**What to work on**
Copy everything in the data below exactly except the pictures.
>> begin Entries
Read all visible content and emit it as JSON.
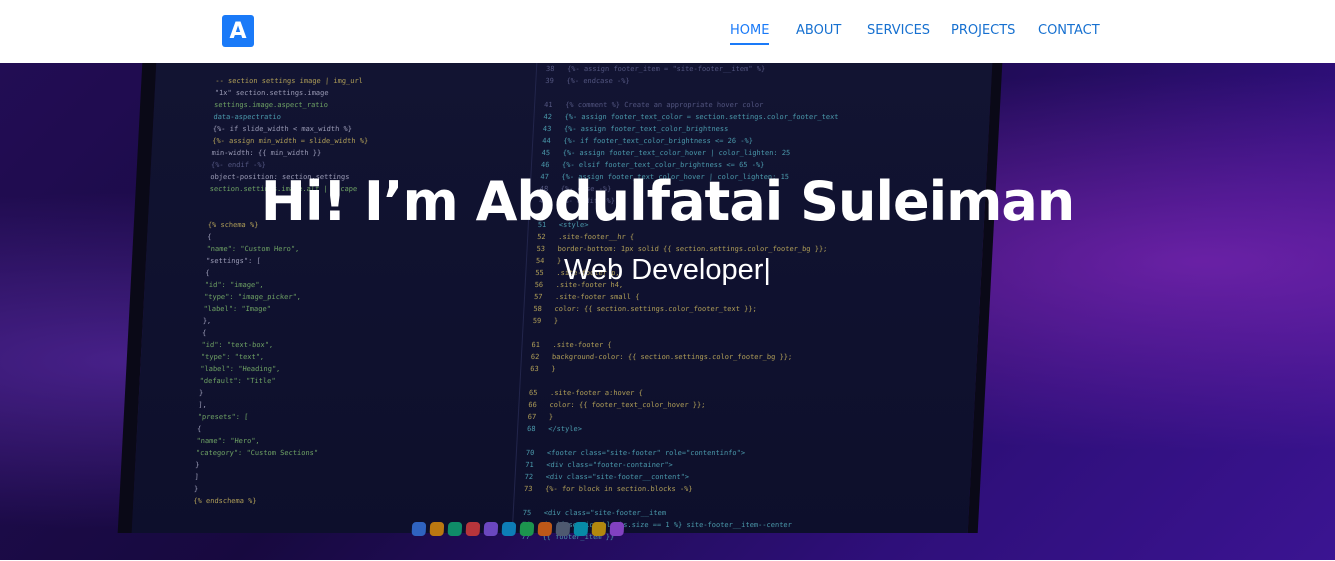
{
  "brand": {
    "logo_letter": "A",
    "logo_color": "#1a7af8"
  },
  "nav": {
    "items": [
      {
        "label": "HOME",
        "active": true
      },
      {
        "label": "ABOUT",
        "active": false
      },
      {
        "label": "SERVICES",
        "active": false
      },
      {
        "label": "PROJECTS",
        "active": false
      },
      {
        "label": "CONTACT",
        "active": false
      }
    ]
  },
  "hero": {
    "greeting": "Hi! I’m ",
    "name": "Abdulfatai Suleiman",
    "role": "Web Developer",
    "cursor": "|"
  },
  "colors": {
    "accent": "#1a7af8",
    "hero_bg": "#2a0f66"
  }
}
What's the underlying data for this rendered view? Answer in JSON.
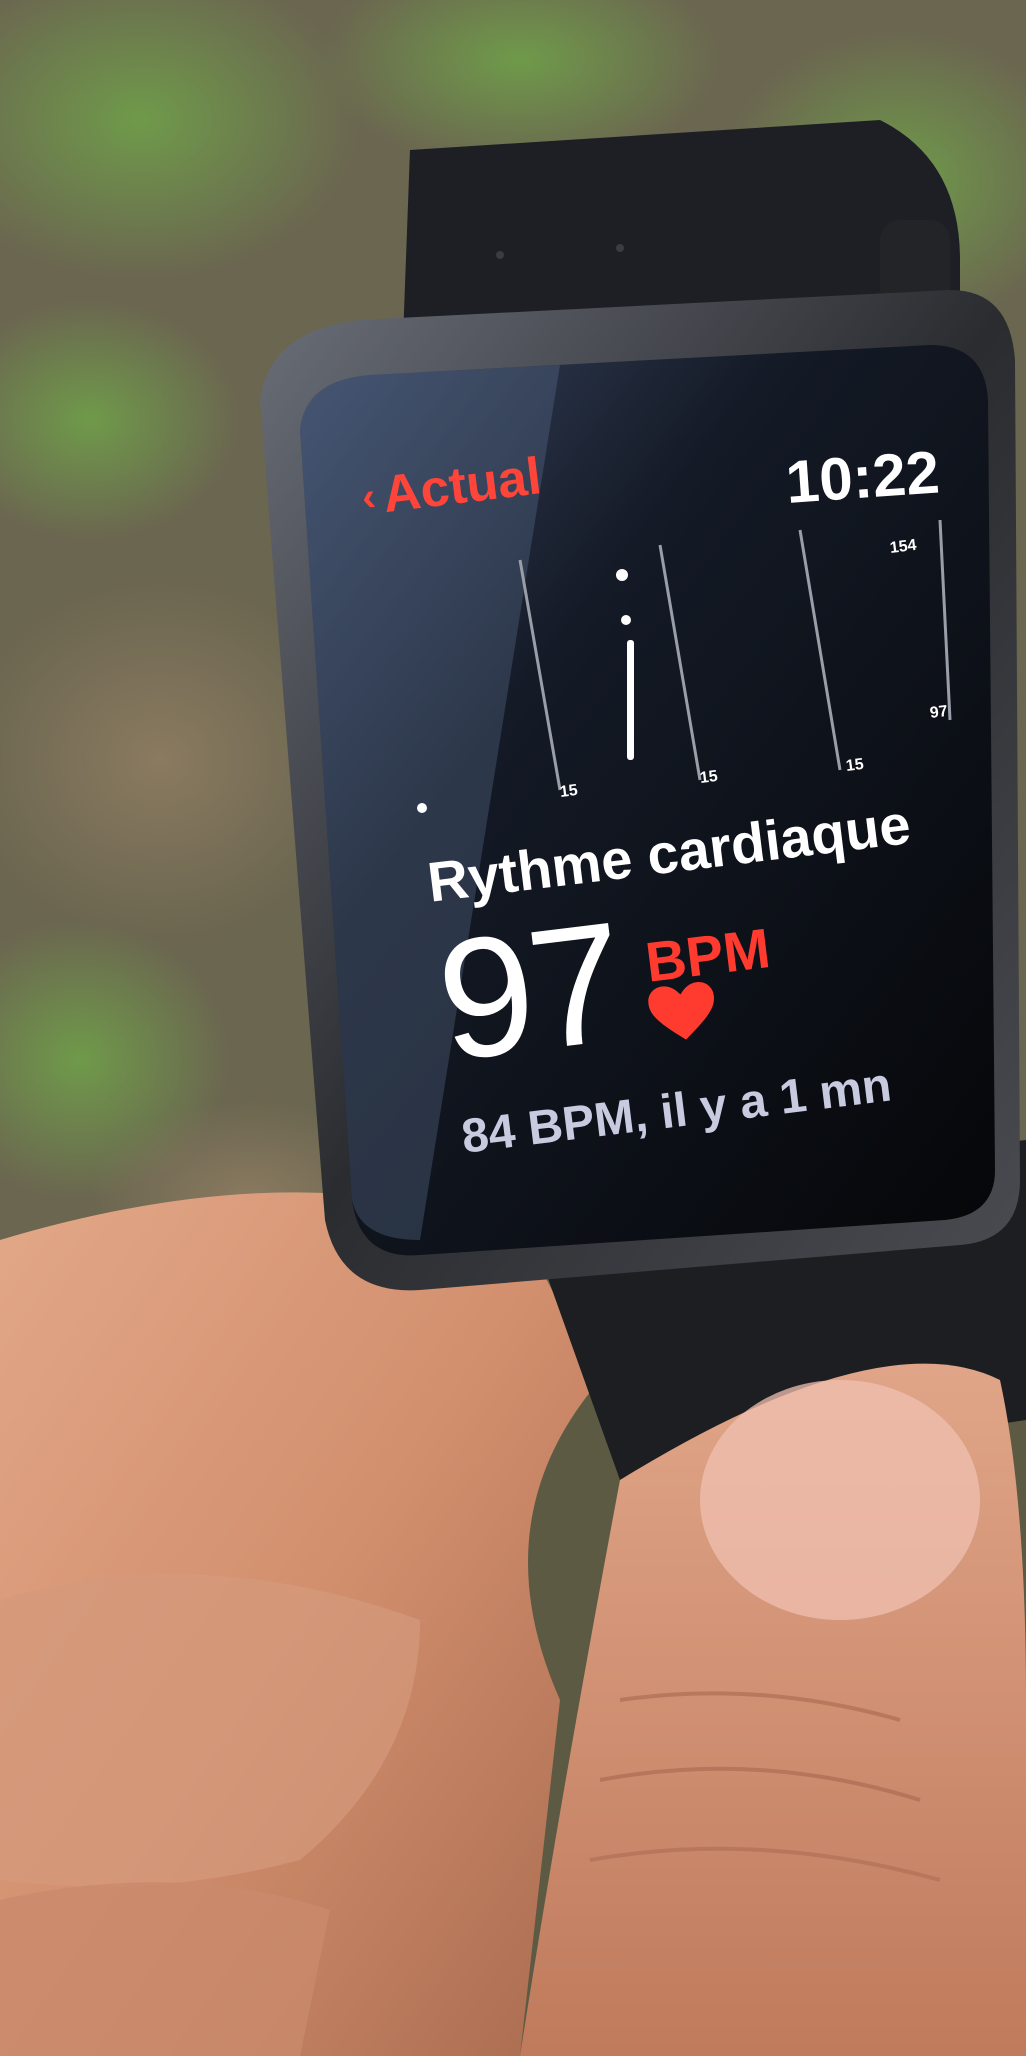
>> end Entries
**Output for this exercise**
Read all visible content and emit it as JSON.
{
  "brand": {
    "logo_letter": "A",
    "logo_color": "#1a7af8"
  },
  "nav": {
    "items": [
      {
        "label": "HOME",
        "active": true
      },
      {
        "label": "ABOUT",
        "active": false
      },
      {
        "label": "SERVICES",
        "active": false
      },
      {
        "label": "PROJECTS",
        "active": false
      },
      {
        "label": "CONTACT",
        "active": false
      }
    ]
  },
  "hero": {
    "greeting": "Hi! I’m ",
    "name": "Abdulfatai Suleiman",
    "role": "Web Developer",
    "cursor": "|"
  },
  "colors": {
    "accent": "#1a7af8",
    "hero_bg": "#2a0f66"
  }
}
What's the underlying data for this rendered view? Answer in JSON.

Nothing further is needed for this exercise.